====== TEXTE CHOISI ======
Campée sur la rive droite de l’estuaire du Tage, Lisbonne est avant tout un site d’une incomparable beauté, parfois déroutante certes, mais qui a su remarquablement traverser le temps.
S’il y a une capitale qui s’acharne à bluffer ses visiteurs, c’est bien Lisbonne, que d’éternels travaux continuent de mettre à mal avant de lui faire le plus grand bien, pour parodier dom Francisco Manuel de Melo : « Un mal dont on jouit, un bien dont on souffre. » Au XVIIe siècle, l'écrivain portugais qualifiait ainsi la saudade, sentiment de nostalgie supposé envahir tout Lisboète à la vue du Tage, cette « mer de paille » aux reflets dorés porteuse des rêves de voyage de tout un peuple.
Une nostalgie qui n’est plus ce qu’elle était, rassurez-vous ! Lisbonne n’est pas triste, elle ne vit pas chaque instant qui passe dans le souvenir de ses heures glorieuses. Ne vous fiez pas pour autant à ces images montrant la nuit lisboète comme une fête perpétuelle se déroulant sous les étoiles, au bord du Tage, sur les anciens docks ou dans le Bairro Alto : le mal de vivre n’a pas simplement engendré une fureur de vivre ; ici, les deux coexistent, simplement.
Les artisans des vieux quartiers de Lisbonne résistent face à la montée des boutiques à la mode (pour combien de temps ?), et les restaurants où l’on décline la morue de dizaines de façons différentes (on dit qu’il existe 365 recettes possibles) côtoient les bars tendance.
====== EXTRAITS DES DONNÉES ======
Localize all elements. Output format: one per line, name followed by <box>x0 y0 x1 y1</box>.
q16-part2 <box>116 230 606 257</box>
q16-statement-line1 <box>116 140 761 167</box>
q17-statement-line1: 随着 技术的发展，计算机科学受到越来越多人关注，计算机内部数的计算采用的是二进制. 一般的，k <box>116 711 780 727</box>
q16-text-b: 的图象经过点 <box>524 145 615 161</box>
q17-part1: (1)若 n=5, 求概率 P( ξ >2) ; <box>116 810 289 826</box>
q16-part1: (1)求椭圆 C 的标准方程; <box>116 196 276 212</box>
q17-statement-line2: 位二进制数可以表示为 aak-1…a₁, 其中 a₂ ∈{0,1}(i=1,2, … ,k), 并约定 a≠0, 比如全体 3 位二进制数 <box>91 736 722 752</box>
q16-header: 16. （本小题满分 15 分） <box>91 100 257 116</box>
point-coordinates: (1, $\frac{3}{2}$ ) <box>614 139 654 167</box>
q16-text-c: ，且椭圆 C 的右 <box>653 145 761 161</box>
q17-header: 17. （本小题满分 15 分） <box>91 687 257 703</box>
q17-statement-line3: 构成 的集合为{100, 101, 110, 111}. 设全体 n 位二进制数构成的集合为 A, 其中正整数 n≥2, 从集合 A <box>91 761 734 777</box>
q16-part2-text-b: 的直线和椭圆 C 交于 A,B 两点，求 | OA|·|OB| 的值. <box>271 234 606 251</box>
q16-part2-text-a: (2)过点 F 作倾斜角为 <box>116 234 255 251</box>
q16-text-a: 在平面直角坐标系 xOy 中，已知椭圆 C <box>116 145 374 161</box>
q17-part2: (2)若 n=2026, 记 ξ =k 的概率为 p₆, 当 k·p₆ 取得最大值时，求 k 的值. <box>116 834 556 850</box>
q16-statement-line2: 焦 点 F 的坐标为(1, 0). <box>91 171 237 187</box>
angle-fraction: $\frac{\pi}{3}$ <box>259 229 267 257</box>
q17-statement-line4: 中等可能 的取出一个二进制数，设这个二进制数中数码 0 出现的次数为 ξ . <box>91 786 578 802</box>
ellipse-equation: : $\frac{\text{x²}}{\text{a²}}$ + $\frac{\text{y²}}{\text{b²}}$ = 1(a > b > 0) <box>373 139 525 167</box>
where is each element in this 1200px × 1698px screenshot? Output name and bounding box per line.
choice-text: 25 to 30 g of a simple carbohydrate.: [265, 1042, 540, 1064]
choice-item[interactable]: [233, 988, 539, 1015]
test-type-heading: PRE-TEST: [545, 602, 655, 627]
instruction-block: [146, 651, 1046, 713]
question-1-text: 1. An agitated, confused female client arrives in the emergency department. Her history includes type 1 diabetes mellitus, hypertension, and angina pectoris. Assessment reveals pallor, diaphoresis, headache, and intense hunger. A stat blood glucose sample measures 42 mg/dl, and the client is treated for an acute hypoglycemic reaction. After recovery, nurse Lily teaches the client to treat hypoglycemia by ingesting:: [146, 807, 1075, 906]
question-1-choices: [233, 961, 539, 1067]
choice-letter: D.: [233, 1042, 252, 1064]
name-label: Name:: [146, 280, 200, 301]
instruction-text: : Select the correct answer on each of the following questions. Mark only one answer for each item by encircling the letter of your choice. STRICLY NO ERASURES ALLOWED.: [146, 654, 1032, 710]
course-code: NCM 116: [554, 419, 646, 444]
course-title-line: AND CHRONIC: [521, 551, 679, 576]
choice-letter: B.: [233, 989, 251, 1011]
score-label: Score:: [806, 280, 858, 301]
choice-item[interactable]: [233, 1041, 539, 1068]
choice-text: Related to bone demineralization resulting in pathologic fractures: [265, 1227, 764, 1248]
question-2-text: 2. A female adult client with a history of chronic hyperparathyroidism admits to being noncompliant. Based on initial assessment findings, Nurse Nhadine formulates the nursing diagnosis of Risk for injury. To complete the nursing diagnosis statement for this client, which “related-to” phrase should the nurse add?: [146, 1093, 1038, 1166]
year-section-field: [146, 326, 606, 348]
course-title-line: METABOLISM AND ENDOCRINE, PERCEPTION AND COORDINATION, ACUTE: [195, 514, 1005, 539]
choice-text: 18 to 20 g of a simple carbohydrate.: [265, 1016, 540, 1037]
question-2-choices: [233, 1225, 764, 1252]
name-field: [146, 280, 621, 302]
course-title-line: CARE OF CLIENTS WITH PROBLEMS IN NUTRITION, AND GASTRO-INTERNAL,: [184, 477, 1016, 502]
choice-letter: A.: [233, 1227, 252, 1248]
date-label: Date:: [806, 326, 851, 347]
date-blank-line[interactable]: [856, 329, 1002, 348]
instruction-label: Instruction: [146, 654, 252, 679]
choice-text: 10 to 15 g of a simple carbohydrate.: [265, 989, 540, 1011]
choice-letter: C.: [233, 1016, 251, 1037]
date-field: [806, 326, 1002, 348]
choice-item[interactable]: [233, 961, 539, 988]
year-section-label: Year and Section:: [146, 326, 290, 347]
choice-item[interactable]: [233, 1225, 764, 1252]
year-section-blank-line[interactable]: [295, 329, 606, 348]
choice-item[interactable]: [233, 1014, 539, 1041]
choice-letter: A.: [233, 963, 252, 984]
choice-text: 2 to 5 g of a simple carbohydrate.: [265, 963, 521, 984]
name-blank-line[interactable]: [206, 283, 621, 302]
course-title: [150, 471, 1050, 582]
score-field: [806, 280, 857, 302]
======
QUESTIONS SUR LE TEXTE:
A) Les affirmations suivantes concordent-elles avec le texte sur Lisbonne ? (i) Lisbonne se trouve sur la rive gauche de l’estuaire du Tage. (ii) Dom Francisco Manuel de Melo était un écrivain portugais du XVIIe siècle. (iii) On dit qu’il existe 365 recettes de morue. Pour chacune, répondez par oui ou par non et citez les mots du texte qui tranchent.
B) D’après le texte sur Lisbonne, par quelle expression le Tage est-il désigné ?
C) Recopiez le passage du texte sur Lisbonne qui commence par « Campée sur la » et se termine par « traverser le temps. ».
Les lignes de données forment un matériau à part, distinct du texte.

VOS RÉPONSES ÉCRITES:
A)
(i) Non : « Campée sur la rive droite de l’estuaire du Tage ».
(ii) Oui : « Au XVIIe siècle, l'écrivain portugais qualifiait ainsi la saudade ».
(iii) Oui : « on dit qu’il existe 365 recettes possibles ».

B) Une « mer de paille » aux reflets dorés.

C)
Campée sur la rive droite de l’estuaire du Tage, Lisbonne est avant tout un site d’une incomparable beauté, parfois déroutante certes, mais qui a su remarquablement traverser le temps.